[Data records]
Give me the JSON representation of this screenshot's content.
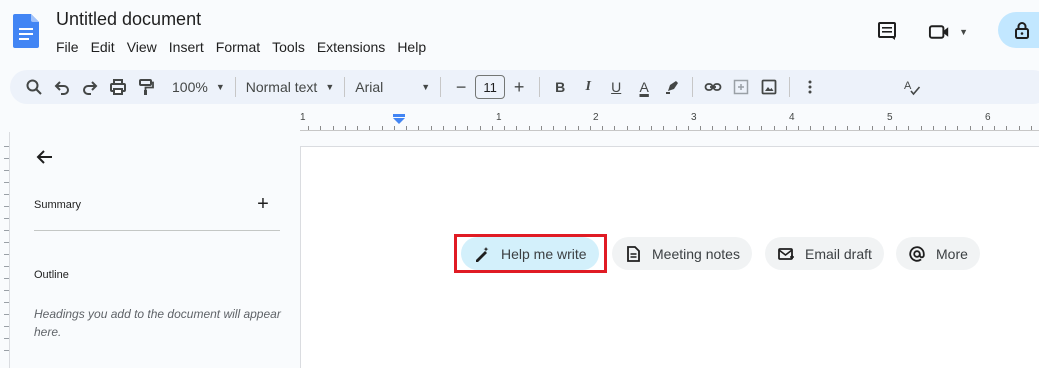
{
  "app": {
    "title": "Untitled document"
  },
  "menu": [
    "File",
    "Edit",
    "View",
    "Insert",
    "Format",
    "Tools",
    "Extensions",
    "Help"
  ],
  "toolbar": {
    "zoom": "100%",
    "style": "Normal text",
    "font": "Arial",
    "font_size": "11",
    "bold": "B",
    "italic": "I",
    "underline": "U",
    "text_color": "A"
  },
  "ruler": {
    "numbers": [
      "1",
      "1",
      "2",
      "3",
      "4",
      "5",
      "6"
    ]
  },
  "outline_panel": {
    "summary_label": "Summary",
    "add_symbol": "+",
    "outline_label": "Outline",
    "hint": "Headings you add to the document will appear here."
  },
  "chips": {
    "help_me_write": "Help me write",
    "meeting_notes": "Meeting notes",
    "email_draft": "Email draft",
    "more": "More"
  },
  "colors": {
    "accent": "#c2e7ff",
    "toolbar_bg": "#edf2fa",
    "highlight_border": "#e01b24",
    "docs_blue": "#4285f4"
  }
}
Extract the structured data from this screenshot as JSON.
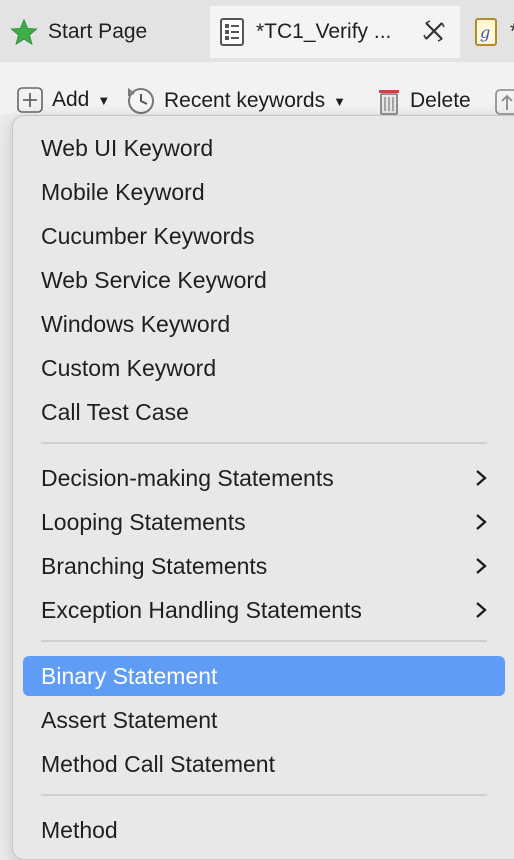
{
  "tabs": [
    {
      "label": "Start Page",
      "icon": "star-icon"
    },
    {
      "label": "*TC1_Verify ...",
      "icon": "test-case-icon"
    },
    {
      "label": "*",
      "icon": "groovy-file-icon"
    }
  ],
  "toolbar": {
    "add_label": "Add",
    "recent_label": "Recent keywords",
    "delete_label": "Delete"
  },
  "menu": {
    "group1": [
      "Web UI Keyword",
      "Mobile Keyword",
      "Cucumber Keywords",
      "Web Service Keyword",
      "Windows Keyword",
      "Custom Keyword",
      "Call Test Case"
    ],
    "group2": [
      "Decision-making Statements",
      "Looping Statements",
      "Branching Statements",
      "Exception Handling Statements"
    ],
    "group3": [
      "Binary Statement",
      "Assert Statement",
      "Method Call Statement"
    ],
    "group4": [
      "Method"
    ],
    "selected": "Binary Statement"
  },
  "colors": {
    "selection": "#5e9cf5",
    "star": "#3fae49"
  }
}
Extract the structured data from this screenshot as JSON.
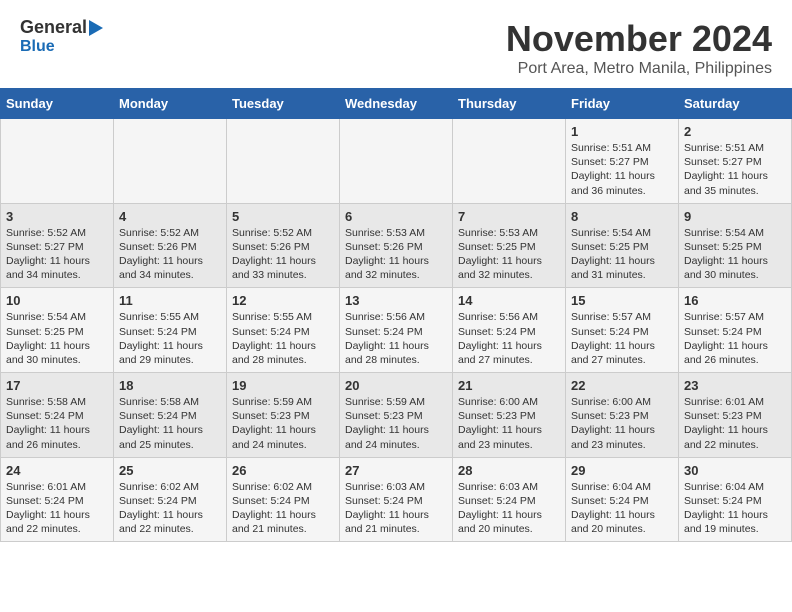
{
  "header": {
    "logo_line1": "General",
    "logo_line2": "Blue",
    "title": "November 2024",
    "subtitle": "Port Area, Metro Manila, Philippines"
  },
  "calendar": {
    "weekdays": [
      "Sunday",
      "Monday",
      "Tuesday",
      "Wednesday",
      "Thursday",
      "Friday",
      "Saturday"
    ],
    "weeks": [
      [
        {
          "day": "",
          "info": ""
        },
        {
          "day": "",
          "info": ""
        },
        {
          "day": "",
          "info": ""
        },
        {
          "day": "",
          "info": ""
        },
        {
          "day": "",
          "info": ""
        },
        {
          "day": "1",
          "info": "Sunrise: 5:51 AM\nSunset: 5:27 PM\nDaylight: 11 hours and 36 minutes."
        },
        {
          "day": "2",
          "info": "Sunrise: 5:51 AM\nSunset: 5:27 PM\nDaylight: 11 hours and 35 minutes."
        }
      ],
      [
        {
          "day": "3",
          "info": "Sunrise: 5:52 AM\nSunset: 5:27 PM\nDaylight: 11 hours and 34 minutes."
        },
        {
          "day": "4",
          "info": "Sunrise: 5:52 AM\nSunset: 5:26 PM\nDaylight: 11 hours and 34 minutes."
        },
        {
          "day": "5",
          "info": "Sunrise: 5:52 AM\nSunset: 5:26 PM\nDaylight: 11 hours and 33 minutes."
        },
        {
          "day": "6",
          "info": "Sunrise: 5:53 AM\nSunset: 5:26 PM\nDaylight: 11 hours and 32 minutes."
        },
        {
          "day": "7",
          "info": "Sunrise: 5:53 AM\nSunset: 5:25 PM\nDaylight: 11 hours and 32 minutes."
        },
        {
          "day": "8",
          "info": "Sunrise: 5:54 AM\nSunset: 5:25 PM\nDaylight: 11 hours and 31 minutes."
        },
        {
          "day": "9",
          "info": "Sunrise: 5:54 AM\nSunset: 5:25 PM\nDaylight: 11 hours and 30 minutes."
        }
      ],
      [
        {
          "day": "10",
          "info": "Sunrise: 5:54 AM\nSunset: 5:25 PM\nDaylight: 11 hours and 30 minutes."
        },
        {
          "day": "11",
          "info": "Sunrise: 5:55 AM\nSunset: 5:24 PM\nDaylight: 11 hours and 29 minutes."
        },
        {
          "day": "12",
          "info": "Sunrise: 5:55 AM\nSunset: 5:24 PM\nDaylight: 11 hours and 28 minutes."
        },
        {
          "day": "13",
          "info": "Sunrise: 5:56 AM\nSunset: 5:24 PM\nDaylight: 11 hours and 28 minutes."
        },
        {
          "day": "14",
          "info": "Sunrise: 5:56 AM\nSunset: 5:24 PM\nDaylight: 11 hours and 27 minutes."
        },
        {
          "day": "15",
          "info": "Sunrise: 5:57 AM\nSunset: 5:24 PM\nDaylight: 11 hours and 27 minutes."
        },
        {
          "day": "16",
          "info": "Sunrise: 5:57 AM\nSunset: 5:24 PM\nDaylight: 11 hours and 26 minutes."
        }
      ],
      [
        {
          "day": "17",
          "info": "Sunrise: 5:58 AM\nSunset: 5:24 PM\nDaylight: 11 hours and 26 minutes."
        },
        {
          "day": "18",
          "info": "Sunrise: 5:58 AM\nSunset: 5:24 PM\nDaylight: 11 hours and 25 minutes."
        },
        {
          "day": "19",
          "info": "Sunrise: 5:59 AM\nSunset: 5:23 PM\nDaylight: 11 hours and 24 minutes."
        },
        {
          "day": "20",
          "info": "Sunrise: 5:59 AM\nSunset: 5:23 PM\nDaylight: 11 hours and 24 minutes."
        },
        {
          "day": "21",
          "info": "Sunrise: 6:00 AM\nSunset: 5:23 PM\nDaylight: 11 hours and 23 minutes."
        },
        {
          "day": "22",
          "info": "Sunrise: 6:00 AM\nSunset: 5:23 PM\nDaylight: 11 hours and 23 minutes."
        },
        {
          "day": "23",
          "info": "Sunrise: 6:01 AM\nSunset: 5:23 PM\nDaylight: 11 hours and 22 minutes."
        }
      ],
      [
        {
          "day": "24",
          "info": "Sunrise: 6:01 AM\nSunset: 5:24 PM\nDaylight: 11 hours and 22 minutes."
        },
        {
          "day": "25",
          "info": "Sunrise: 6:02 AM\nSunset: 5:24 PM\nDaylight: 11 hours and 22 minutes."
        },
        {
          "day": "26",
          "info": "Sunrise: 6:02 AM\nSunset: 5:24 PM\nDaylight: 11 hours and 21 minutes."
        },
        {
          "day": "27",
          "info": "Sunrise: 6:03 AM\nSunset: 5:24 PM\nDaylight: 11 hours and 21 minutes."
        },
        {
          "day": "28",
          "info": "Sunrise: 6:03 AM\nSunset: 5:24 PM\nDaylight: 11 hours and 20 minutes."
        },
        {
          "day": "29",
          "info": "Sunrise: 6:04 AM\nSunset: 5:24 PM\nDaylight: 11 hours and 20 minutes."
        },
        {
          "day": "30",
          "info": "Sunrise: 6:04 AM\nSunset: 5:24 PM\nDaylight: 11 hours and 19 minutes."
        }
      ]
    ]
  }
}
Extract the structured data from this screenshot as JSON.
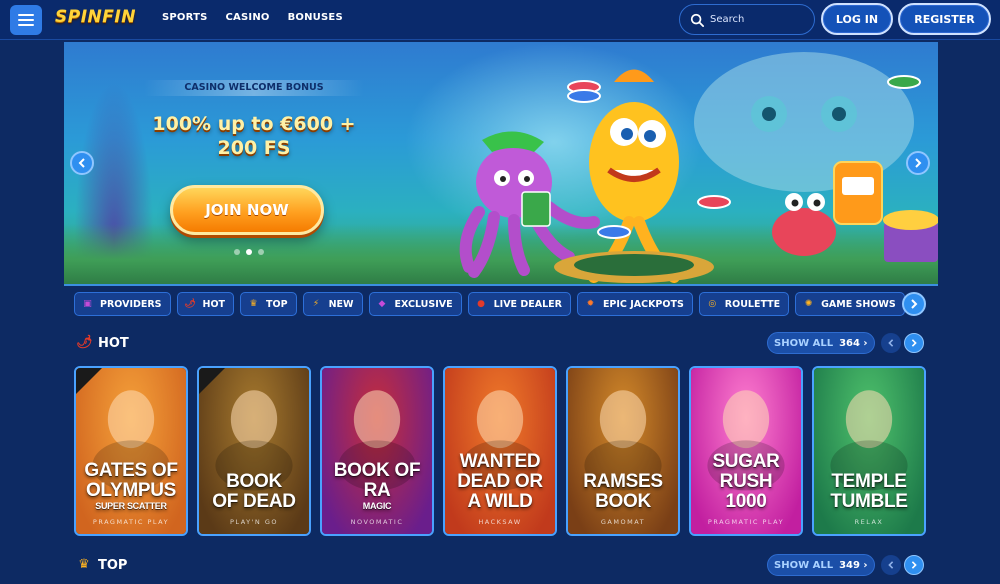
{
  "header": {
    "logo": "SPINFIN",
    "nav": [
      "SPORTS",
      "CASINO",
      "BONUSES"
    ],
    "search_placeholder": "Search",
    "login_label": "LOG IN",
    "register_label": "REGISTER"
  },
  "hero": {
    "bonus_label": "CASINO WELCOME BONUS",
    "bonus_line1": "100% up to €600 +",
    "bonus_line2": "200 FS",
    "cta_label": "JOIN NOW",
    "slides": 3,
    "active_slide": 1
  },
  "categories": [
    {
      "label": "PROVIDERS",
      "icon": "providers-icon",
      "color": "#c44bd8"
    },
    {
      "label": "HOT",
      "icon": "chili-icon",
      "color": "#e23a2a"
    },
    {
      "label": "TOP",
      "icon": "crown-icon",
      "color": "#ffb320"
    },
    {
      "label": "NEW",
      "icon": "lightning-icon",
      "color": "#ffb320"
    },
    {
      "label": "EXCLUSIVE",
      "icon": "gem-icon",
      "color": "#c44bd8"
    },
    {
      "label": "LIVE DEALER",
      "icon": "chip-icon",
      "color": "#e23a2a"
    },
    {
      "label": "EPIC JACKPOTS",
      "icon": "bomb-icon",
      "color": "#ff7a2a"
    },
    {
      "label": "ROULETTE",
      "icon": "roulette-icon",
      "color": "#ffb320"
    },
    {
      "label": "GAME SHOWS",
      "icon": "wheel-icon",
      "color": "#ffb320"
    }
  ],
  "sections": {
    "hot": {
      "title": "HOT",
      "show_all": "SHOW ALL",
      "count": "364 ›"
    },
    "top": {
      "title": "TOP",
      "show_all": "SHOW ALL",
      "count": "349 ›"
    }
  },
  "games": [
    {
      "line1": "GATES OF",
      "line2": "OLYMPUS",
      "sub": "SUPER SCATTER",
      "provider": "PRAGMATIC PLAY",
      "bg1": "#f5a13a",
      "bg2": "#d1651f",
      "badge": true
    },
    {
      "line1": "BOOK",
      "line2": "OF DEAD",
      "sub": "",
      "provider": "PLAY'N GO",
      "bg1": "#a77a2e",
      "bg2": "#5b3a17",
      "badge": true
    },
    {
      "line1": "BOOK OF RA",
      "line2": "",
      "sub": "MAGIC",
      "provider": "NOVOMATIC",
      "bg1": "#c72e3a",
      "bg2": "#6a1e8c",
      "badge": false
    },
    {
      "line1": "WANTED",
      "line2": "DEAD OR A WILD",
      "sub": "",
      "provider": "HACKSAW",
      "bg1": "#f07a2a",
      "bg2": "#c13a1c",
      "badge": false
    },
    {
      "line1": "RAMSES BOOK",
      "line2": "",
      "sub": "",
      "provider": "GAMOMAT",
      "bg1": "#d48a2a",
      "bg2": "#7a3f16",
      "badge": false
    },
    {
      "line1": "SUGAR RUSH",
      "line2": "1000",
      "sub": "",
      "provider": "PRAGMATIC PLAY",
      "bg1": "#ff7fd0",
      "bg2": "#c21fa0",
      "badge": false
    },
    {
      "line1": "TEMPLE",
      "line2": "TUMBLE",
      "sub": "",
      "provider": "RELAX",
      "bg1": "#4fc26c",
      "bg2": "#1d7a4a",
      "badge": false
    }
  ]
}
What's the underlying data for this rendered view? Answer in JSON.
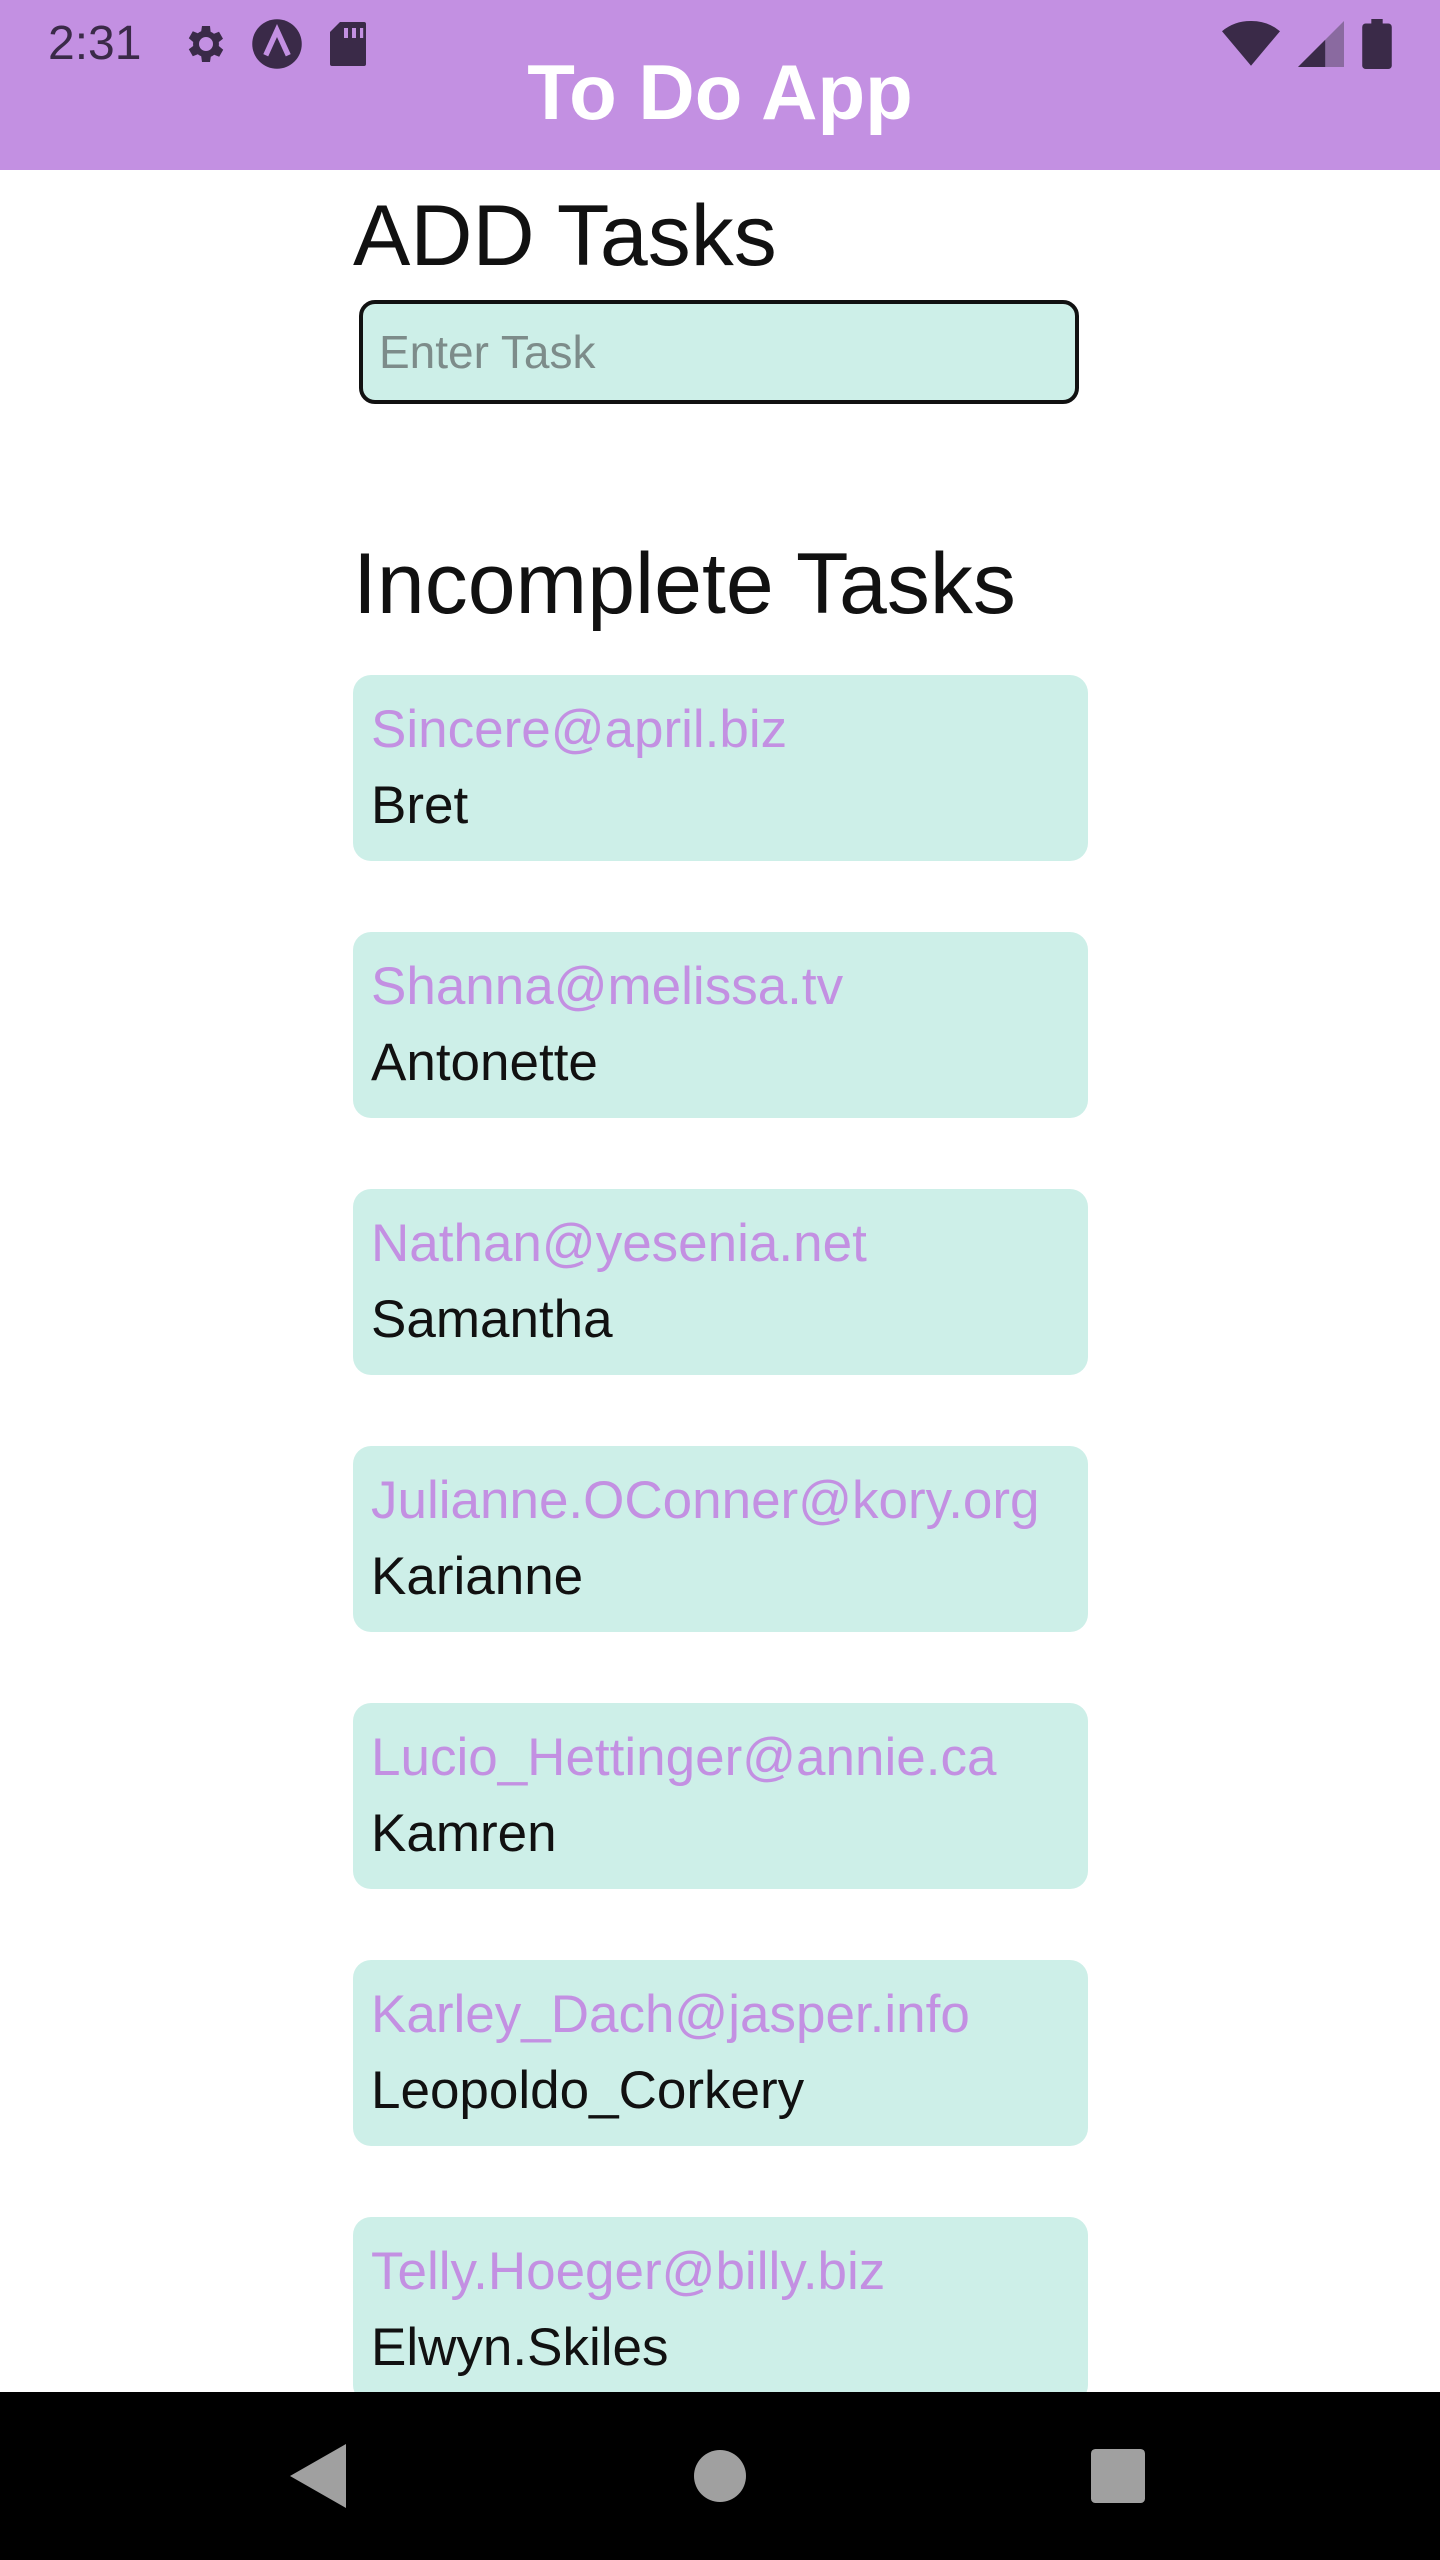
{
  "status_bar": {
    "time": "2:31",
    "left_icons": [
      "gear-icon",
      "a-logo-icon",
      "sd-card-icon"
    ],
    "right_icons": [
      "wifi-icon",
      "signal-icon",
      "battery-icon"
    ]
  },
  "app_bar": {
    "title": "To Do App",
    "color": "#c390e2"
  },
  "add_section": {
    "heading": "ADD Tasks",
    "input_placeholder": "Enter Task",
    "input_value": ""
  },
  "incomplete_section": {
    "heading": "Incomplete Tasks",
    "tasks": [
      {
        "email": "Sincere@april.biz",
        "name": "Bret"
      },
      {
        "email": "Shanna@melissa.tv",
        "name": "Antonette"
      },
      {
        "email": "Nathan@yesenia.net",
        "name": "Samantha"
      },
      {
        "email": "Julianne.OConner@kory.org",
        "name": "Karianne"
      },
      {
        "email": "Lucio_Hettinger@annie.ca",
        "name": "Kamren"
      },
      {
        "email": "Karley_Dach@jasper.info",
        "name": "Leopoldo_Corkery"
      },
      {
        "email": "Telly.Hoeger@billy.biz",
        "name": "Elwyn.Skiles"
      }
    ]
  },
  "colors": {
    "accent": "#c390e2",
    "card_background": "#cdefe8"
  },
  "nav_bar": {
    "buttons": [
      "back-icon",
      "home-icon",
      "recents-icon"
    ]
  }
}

> [Task instructions]
Search the data for "BOOK". Copy every line that has it.

> [Answer to this task]
      "line1": "BOOK",
      "line1": "BOOK OF RA",
      "line1": "RAMSES BOOK",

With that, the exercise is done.